--- START OF RECORDS PROVIDED ---

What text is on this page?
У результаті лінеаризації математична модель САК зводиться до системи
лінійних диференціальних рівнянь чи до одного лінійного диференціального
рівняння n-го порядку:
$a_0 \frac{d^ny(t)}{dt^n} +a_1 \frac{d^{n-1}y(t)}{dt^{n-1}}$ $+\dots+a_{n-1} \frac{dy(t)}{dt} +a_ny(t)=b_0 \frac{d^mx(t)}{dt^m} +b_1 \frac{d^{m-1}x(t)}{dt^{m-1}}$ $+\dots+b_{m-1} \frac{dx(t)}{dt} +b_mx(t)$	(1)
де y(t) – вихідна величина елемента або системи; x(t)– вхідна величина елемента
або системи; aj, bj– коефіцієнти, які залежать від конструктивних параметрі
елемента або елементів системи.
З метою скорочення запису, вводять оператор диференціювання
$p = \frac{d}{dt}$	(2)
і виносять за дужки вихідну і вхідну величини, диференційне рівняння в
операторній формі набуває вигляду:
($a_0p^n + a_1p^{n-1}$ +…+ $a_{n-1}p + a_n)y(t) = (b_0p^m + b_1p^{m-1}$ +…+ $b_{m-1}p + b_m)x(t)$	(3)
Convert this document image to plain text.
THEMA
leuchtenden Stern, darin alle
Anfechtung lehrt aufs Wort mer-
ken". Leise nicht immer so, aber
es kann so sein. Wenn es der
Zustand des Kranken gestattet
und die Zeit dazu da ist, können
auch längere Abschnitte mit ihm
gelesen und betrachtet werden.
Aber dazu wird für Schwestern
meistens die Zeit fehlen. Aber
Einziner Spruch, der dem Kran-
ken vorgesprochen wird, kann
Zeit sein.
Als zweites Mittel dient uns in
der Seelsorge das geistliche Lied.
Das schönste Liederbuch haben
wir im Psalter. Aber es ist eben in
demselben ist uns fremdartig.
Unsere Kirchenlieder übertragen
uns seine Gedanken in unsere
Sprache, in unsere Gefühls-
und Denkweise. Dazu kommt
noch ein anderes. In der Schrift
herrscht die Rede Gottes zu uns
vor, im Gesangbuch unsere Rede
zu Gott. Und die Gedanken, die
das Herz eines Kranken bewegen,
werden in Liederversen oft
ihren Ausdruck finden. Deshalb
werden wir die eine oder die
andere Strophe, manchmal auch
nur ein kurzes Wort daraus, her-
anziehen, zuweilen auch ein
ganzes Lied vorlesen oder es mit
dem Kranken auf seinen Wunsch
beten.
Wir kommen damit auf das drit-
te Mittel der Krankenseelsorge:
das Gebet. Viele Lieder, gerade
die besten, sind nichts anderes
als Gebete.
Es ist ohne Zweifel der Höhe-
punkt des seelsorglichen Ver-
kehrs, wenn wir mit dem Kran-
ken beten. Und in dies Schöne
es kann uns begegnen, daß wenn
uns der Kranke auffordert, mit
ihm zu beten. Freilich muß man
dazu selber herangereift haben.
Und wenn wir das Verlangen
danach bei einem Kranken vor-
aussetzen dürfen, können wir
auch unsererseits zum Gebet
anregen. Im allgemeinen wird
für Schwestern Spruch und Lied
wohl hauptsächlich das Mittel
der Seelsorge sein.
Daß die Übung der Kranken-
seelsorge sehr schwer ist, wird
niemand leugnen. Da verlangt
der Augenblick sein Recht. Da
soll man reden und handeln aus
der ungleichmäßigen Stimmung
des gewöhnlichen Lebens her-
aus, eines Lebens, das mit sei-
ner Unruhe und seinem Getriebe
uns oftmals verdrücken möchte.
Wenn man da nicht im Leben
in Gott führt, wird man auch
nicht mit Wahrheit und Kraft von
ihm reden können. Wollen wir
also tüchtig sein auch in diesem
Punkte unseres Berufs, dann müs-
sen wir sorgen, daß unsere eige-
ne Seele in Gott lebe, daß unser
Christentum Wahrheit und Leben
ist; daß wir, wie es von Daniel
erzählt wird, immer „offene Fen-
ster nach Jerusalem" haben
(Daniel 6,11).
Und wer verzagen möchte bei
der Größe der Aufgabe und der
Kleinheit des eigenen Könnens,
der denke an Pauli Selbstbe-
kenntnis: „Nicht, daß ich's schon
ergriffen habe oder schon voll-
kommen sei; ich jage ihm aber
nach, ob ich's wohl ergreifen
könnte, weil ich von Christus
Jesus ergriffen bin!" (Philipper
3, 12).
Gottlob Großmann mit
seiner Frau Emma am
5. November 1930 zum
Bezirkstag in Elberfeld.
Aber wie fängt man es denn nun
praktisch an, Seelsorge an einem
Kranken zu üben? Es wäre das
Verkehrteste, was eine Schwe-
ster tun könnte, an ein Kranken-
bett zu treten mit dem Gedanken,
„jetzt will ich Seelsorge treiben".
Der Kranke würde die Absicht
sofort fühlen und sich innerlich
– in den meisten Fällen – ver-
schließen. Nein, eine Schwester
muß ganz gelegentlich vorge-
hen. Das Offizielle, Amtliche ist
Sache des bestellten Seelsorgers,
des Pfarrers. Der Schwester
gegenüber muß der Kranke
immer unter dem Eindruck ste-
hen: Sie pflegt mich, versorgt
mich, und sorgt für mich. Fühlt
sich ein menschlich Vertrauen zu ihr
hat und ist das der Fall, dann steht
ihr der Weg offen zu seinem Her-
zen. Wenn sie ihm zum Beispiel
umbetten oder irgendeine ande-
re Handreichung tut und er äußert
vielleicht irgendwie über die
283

--- END OF RECORDS PROVIDED ---

◆ REQUIRED TASK:
Check each line above for the word "wird" and give the number of lines that have it, nothing else.

◆ RESPONSE TO THE TASK:
6